Input material:

============================================================

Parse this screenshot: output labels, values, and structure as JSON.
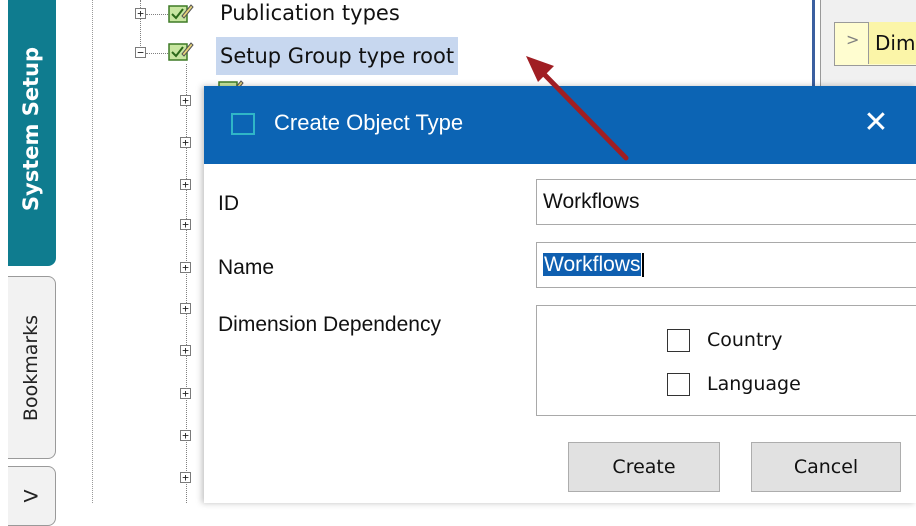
{
  "sidebar": {
    "tabs": [
      {
        "label": "System Setup",
        "active": true
      },
      {
        "label": "Bookmarks",
        "active": false
      },
      {
        "label": "V",
        "active": false
      }
    ]
  },
  "tree": {
    "nodes": [
      {
        "label": "Publication types",
        "expanded": false
      },
      {
        "label": "Setup Group type root",
        "expanded": true,
        "selected": true
      }
    ]
  },
  "right_panel": {
    "cell_text": "Dim",
    "chevron": ">"
  },
  "dialog": {
    "title": "Create Object Type",
    "close_glyph": "✕",
    "fields": {
      "id": {
        "label": "ID",
        "value": "Workflows"
      },
      "name": {
        "label": "Name",
        "value": "Workflows"
      }
    },
    "dimension_dependency": {
      "label": "Dimension Dependency",
      "options": [
        {
          "label": "Country",
          "checked": false
        },
        {
          "label": "Language",
          "checked": false
        }
      ]
    },
    "buttons": {
      "create": "Create",
      "cancel": "Cancel"
    }
  },
  "colors": {
    "titlebar": "#0c64b4",
    "active_tab": "#0f7c8f",
    "selection": "#c7d7ef",
    "annotation_arrow": "#a01e23"
  }
}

============================================================

Work instructions: Copy the records exactly. Skip the pictures.

Completed task:
Parse this screenshot: output labels, values, and structure as JSON.
{
  "sidebar": {
    "tabs": [
      {
        "label": "System Setup",
        "active": true
      },
      {
        "label": "Bookmarks",
        "active": false
      },
      {
        "label": "V",
        "active": false
      }
    ]
  },
  "tree": {
    "nodes": [
      {
        "label": "Publication types",
        "expanded": false
      },
      {
        "label": "Setup Group type root",
        "expanded": true,
        "selected": true
      }
    ]
  },
  "right_panel": {
    "cell_text": "Dim",
    "chevron": ">"
  },
  "dialog": {
    "title": "Create Object Type",
    "close_glyph": "✕",
    "fields": {
      "id": {
        "label": "ID",
        "value": "Workflows"
      },
      "name": {
        "label": "Name",
        "value": "Workflows"
      }
    },
    "dimension_dependency": {
      "label": "Dimension Dependency",
      "options": [
        {
          "label": "Country",
          "checked": false
        },
        {
          "label": "Language",
          "checked": false
        }
      ]
    },
    "buttons": {
      "create": "Create",
      "cancel": "Cancel"
    }
  },
  "colors": {
    "titlebar": "#0c64b4",
    "active_tab": "#0f7c8f",
    "selection": "#c7d7ef",
    "annotation_arrow": "#a01e23"
  }
}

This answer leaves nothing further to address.